[Given instruction a]: In the listing, reproduce every line starting at the one containing "Text: Determine the" and ending at the one containing "Text: T: T: [311, 284, 322, 298]", including both of those lines.

[Text segment]:
** START **

I have a bit of a problem at the moment, well, since I got here, in that I cannot use my American Visa card to purchase items on the Internet.

Each time I go to a web-site and have entered all the selections I want - colour, size, mailing address, billing address, card number, expiry date, those three little numbers on the back, orientation, religious preference - I sometimes get a box saying “This site is verified by Visa”, which then presents me with another set of boxes whereby I have to enter all sorts of extra data, as a further layer of security, which includes my Social Security Number.

Unfortunately, this means that the security is now so high that even I, as a lazy ex-pat spouse who does not have a SSN, cannot use my credit card over the Internet.

This screen has both the Wells Fargo (my bank) and the Visa symbols on there, indicating that it is with some sort of mutual agreement with those two institutions.

However, I have now spent:

1) 1 hr on the phone to Wells Fargo, who eventually said they couldn’t help me as I could neither recite the last 397 transactions verbatim, nor did I know my maternal great-grand-father’s favourite pig’s name.

2) 1 hr in Wells Fargo (with extra ID) who said “It’s to do with the people who are selling you stuff on the Internet, nothing to do with us”.

3) 30 mins talking to a nice lady called Eileen in the hamper shop in the UK, that she’d never heard that before love, and what time is it there, then?

4) 10 mins talking to Wells Fargo, who put me through to their Visa department….

5) Who put me back through to Wells Fargo….

6) Who put me through to Rita, the cleaning-lady, I think…

7) Who put me back to someone else at Wells Fargo who said “Really, I don’t know what you’re talking about, it’s definitely nothing to do with Wells Fargo, but I’ll put you through to the Visa department”;

8) 1 hr talking to the Visa department who got a bit huffy “You keep interrupting me Madam”, when I tried to explain to them that the credit card was not fit for purpose. She said that there was nothing I could do about it and her solution was that I could always phone up the company I was ordering from, but obviously not after 1pm if it’s in the UK due to the time difference, and I’m not sure whether I could actually be that bothered doing stuff over the phone when there are, allegedly, easier ways of purchasing an item.

Even if she made a note, she said, nobody would get back to me (because by this time she hated me).

** END **

[Dataset entries]:
** START **

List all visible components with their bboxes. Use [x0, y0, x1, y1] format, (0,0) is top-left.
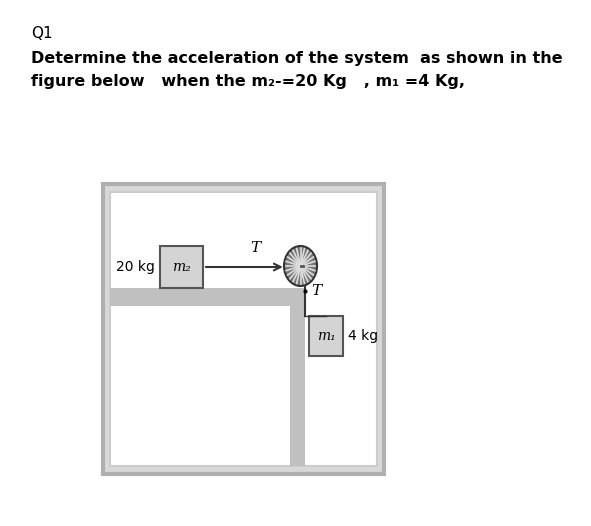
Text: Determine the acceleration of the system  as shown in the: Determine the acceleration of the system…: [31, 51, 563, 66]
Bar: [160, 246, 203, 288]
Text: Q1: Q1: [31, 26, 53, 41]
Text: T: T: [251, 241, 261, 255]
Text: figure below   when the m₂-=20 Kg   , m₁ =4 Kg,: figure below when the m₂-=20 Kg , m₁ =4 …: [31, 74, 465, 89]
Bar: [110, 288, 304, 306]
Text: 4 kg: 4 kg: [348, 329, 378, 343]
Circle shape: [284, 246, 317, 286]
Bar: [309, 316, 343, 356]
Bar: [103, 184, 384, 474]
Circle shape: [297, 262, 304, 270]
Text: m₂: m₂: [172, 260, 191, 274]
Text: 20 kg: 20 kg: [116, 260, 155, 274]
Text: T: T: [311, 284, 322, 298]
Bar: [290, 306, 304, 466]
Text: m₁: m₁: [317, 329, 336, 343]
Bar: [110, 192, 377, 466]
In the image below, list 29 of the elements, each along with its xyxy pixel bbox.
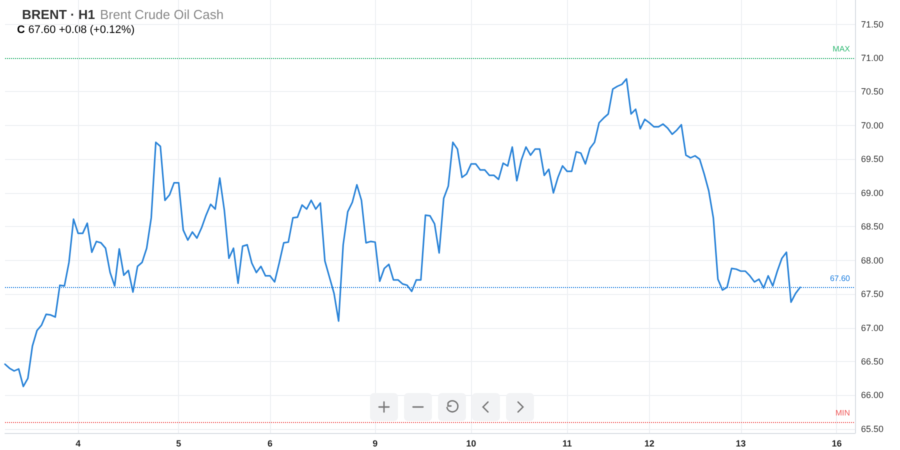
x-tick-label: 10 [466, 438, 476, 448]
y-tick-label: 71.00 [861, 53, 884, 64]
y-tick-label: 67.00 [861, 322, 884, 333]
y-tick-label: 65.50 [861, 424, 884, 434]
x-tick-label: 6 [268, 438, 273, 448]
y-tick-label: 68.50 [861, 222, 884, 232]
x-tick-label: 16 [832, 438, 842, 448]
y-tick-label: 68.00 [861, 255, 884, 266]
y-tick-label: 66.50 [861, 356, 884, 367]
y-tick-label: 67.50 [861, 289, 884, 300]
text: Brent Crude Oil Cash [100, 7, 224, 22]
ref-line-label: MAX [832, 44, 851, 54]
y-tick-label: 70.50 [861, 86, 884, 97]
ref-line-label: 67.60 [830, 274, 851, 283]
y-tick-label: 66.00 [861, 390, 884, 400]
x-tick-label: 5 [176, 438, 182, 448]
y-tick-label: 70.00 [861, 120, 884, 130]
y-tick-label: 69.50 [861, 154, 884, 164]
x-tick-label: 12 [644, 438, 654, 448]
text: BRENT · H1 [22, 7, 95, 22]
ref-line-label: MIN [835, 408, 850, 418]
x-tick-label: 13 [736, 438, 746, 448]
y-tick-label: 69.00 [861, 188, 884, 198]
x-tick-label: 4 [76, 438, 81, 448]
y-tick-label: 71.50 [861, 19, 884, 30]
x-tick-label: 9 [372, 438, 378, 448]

** END **

[Given instruction b]:
Using the text about the Visa card, answer:
(i) Which number does the "verified by Visa" box ask for among its extra data?
(ii) What is the name of the lady in the hamper shop in the UK?
(iii) How long was the call with the Visa department?

[Task answer a]:
Text: Determine the acceleration of the system  as shown in the: Determine the acceleration of the system…: [31, 51, 563, 66]
Bar: [160, 246, 203, 288]
Text: Q1: Q1: [31, 26, 53, 41]
Text: T: T: [251, 241, 261, 255]
Text: figure below   when the m₂-=20 Kg   , m₁ =4 Kg,: figure below when the m₂-=20 Kg , m₁ =4 …: [31, 74, 465, 89]
Bar: [110, 288, 304, 306]
Text: 4 kg: 4 kg: [348, 329, 378, 343]
Circle shape: [284, 246, 317, 286]
Bar: [309, 316, 343, 356]
Bar: [103, 184, 384, 474]
Circle shape: [297, 262, 304, 270]
Text: m₂: m₂: [172, 260, 191, 274]
Text: 20 kg: 20 kg: [116, 260, 155, 274]
Text: T: T: [311, 284, 322, 298]

[Task answer b]:
(i) The Social Security Number.
(ii) Eileen.
(iii) 1 hr.